- **Exercices**:
#1 Recopiez le passage du texte sur le financement libyen qui va de « Sarkozy dénonce une » à « du Parti Socialiste. ».
#2 Selon le texte sur le financement libyen, à combien s'élevait en 2007 le plafond des dépenses de campagne pour un candidat au second tour ?

- **Section de texte**:
━━━━━━━━
À moins d’une semaine du second tour de la présidentielle française, Mouammar Kaddafi s’invite - à titre posthume - dans l'actualité politique. Après la publication par le site Mediapart d’un document qui attesterait d’un financement de la campagne de Nicolas Sarkozy en 2007 par le régime libyen, le président sortant a démenti et déclaré vouloir porter plainte. Moussa Koussa, ancien chef des services secrets libyens, dont la signature figure sur le document en question, ainsi que Béchir Salah Béchir, ex-directeur de cabinet du colonel Kaddafi, en exil en France, ont également réfuté l’accusation.
Nicolas Sarkozy va porter plainte contre le site internet d’information Mediapart. Celui a publié un document samedi 28 avril qui apporterait la preuve d’un financement de la campagne présidentielle de Nicolas Sarkozy en 2007 par le régime libyen de Mouammar Kaddafi, à hauteur de 50 millions d’euros.
« Nous déposerons plainte contre Mediapart », a déclaré le président sortant dans l'émission Les quatre vérités sur France 2, lundi 30 avril, précisant que ce serait fait « avant la fin » de la campagne. « Ceux qui mentent, ceux qui font des faux, doivent être condamnés par la justice », a-t-il estimé. « On ne va pas assimiler la presse à des comportements comme ça. Mais il y a une partie de la presse, et une partie des médias, et notamment le site en question (...) qui sont prêts à bidonner des documents », a encore dénoncé le président sortant.
La note ne précise pas si ces 50 millions d’euros – alors que le plafond des dépenses de campagne était de 18,3 millions d'euros pour un candidat au second tour en 2007 - ont effectivement été versés. Elle aurait été rédigée à la suite d'une réunion tenue le 6 octobre 2006 en présence de Abdallah Senoussi, beau-frère de Mouammar Kaddafi, de Béchir Salah Béchir, ainsi que de Brice Hortefeux, alors ministre délégué aux collectivités locales et de Ziad Takieddine.
Sarkozy dénonce une "manipulation" de la gauche
Nicolas Sarkozy a aussitôt dénoncé, dimanche 29 avril, une manipulation, qualifiant Mediapart, dont la source dans cette affaire a déjà été mise en doute par Le Monde, d’ « officine » au service de la gauche. Une affirmation que son adversaire François Hollande a rapidement démentie : « J'ai besoin, moi, qu'il y ait des journaux qui sortent des affaires ? Vous pensez que c'est comme ça que je pense gagner l'élection présidentielle ? » s'est indigné l'ex-Premier secrétaire du Parti Socialiste.
━━━━━━━━
- **Données affichées**:

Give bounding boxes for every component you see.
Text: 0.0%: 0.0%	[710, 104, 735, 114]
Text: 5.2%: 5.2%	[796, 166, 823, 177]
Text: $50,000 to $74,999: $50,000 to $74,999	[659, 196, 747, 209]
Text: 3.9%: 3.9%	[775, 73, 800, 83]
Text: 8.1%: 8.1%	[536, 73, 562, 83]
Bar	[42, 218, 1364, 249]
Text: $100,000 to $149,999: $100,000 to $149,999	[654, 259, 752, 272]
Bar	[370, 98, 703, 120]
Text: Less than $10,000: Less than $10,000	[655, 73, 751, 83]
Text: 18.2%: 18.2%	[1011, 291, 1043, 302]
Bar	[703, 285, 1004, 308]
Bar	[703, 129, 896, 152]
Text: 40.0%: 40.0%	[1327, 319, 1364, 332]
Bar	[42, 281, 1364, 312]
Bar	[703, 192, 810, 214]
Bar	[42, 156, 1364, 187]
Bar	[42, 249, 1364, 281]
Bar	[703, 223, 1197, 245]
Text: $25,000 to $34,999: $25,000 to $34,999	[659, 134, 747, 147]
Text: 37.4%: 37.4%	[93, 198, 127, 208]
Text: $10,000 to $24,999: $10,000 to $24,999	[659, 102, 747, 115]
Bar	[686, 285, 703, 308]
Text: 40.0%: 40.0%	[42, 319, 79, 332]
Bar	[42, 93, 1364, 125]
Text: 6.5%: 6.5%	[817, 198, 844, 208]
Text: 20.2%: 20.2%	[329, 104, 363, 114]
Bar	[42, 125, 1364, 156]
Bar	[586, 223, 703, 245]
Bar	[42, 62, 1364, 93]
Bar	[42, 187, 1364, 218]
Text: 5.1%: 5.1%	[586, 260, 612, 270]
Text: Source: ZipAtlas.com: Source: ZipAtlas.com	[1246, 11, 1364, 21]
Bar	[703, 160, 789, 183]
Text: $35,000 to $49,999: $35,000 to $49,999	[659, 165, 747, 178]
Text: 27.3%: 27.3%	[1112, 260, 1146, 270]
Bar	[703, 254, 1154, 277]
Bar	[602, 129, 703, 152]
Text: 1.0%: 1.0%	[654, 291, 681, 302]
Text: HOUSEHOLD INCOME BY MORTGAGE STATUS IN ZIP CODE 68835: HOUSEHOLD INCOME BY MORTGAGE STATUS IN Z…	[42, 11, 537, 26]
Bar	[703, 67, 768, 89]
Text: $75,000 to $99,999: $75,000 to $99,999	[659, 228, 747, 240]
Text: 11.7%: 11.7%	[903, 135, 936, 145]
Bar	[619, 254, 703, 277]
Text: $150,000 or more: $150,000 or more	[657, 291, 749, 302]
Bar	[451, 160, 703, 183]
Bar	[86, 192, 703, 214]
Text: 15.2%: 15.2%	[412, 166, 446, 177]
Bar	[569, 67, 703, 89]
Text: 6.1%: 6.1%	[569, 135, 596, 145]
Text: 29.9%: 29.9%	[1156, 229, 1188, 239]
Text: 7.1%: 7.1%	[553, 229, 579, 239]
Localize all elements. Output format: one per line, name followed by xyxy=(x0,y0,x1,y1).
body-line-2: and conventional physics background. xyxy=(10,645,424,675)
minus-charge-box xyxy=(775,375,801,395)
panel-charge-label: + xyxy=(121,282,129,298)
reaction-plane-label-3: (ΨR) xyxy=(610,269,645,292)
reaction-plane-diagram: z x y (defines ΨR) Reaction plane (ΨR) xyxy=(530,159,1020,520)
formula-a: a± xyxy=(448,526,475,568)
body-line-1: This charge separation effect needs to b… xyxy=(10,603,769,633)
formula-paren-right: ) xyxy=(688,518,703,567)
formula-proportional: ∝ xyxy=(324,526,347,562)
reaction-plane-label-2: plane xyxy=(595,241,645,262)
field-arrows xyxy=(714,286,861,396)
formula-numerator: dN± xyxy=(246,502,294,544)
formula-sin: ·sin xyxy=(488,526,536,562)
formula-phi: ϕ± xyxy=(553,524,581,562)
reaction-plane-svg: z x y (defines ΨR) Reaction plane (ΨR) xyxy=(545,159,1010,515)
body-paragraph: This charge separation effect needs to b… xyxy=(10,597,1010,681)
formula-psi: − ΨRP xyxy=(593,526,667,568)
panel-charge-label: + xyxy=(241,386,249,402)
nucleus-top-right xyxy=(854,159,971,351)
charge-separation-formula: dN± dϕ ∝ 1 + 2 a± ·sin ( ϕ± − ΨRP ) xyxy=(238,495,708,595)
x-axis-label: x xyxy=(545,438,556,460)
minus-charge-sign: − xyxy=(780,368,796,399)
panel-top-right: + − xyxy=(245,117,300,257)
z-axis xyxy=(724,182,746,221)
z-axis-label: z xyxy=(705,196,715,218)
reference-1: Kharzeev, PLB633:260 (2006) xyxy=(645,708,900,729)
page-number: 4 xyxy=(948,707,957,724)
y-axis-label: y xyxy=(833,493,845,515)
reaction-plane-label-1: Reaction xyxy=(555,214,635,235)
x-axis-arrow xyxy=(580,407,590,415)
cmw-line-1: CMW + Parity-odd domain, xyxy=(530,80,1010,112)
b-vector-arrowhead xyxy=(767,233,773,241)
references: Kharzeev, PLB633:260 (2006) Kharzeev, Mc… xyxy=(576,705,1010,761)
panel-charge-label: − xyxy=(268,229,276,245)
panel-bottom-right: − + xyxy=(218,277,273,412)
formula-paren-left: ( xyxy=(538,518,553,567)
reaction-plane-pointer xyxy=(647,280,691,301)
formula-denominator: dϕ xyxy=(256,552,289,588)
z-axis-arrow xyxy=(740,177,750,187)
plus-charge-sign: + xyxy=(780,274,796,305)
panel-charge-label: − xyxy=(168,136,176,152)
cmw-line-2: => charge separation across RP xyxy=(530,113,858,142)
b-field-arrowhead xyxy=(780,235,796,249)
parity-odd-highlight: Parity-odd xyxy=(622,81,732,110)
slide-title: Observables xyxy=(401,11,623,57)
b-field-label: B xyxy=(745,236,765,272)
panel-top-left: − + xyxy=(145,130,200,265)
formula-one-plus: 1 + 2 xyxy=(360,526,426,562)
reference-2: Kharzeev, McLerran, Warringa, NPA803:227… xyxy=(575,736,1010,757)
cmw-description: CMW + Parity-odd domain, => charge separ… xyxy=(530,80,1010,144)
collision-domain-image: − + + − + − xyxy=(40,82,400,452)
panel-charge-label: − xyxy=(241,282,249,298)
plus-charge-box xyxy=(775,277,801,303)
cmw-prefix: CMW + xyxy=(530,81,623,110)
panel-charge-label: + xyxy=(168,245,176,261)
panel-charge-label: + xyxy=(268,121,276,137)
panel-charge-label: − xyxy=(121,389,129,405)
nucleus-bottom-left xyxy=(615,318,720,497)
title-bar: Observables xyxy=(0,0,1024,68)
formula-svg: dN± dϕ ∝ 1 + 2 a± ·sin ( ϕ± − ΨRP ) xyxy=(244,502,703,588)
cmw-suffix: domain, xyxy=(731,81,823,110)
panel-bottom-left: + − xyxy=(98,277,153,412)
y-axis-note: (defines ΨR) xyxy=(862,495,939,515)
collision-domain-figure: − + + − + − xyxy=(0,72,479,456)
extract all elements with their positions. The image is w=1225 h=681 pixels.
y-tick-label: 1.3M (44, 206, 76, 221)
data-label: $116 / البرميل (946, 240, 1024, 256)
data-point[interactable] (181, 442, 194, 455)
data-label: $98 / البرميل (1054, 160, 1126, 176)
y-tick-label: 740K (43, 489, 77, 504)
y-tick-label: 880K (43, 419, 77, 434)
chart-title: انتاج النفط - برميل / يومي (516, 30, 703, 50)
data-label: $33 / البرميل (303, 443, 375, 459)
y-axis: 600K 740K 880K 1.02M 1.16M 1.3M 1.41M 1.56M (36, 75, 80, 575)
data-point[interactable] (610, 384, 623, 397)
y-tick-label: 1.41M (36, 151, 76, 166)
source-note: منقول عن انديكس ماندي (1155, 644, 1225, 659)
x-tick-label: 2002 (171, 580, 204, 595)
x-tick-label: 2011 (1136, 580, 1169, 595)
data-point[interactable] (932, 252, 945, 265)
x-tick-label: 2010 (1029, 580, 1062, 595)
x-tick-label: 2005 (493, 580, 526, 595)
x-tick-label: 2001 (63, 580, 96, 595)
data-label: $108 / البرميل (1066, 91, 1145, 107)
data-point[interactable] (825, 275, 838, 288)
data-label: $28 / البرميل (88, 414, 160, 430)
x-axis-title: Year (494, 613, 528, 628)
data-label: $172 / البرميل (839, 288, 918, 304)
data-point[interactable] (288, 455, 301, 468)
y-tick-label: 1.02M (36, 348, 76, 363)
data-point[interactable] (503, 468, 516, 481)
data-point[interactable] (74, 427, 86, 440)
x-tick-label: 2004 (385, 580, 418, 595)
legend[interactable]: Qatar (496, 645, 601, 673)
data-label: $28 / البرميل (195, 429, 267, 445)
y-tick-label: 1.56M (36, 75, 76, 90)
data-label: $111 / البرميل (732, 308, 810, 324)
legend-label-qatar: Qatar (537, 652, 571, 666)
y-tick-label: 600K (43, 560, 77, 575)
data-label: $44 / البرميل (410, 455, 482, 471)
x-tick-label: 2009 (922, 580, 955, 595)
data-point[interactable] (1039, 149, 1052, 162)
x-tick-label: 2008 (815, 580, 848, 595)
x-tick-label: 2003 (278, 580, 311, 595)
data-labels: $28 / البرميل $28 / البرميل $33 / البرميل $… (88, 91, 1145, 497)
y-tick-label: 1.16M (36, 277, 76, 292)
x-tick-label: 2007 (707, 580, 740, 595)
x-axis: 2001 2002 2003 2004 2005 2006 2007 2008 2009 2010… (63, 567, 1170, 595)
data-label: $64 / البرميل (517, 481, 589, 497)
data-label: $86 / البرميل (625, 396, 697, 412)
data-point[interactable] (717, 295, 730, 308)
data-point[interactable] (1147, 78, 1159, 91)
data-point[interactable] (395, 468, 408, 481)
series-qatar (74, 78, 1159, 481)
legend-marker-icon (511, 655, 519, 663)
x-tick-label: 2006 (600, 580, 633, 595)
━━━━━━━━
- **Résultats des exercices**:
#1
Sarkozy dénonce une "manipulation" de la gauche
Nicolas Sarkozy a aussitôt dénoncé, dimanche 29 avril, une manipulation, qualifiant Mediapart, dont la source dans cette affaire a déjà été mise en doute par Le Monde, d’ « officine » au service de la gauche. Une affirmation que son adversaire François Hollande a rapidement démentie : « J'ai besoin, moi, qu'il y ait des journaux qui sortent des affaires ? Vous pensez que c'est comme ça que je pense gagner l'élection présidentielle ? » s'est indigné l'ex-Premier secrétaire du Parti Socialiste.

#2 18,3 millions d'euros.